• **SET PROBLEM**
Reproduce the material in full, exactly as written.

• **EXERCISE INPUT**
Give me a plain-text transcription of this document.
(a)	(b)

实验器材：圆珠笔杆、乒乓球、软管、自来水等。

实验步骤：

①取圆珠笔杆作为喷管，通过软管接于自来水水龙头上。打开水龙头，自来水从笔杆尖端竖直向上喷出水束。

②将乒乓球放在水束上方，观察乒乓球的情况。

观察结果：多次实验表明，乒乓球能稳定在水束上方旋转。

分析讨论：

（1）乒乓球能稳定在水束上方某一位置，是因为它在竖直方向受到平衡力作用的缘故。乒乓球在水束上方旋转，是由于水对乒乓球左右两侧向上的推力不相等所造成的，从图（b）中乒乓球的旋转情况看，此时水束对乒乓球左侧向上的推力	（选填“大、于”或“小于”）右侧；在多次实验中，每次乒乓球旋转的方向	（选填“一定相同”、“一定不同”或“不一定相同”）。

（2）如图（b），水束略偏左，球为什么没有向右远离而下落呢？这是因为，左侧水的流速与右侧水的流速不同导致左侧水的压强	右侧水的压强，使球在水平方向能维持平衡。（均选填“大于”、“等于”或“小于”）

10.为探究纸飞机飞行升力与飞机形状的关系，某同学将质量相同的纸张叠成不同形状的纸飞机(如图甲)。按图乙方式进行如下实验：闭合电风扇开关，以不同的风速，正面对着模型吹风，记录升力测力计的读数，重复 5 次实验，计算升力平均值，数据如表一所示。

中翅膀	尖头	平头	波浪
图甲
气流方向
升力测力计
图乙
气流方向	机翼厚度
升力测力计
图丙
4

• **CORRECT ANSWER**
Give me a plain-text transcription of this document.
(a)	(b)

实验器材：圆珠笔杆、乒乓球、软管、自来水等。

实验步骤：

①取圆珠笔杆作为喷管，通过软管接于自来水水龙头上。打开水龙头，自来水从笔杆尖端竖直向上喷出水束。

②将乒乓球放在水束上方，观察乒乓球的情况。

观察结果：多次实验表明，乒乓球能稳定在水束上方旋转。

分析讨论：

（1）乒乓球能稳定在水束上方某一位置，是因为它在竖直方向受到平衡力作用的缘故。乒乓球在水束上方旋转，是由于水对乒乓球左右两侧向上的推力不相等所造成的，从图（b）中乒乓球的旋转情况看，此时水束对乒乓球左侧向上的推力	（选填“大、于”或“小于”）右侧；在多次实验中，每次乒乓球旋转的方向	（选填“一定相同”、“一定不同”或“不一定相同”）。

（2）如图（b），水束略偏左，球为什么没有向右远离而下落呢？这是因为，左侧水的流速与右侧水的流速不同导致左侧水的压强	右侧水的压强，使球在水平方向能维持平衡。（均选填“大于”、“等于”或“小于”）

10.为探究纸飞机飞行升力与飞机形状的关系，某同学将质量相同的纸张叠成不同形状的纸飞机(如图甲)。按图乙方式进行如下实验：闭合电风扇开关，以不同的风速，正面对着模型吹风，记录升力测力计的读数，重复 5 次实验，计算升力平均值，数据如表一所示。

中翅膀	尖头	平头	波浪
图甲
气流方向
升力测力计
图乙
气流方向	机翼厚度
升力测力计
图丙
4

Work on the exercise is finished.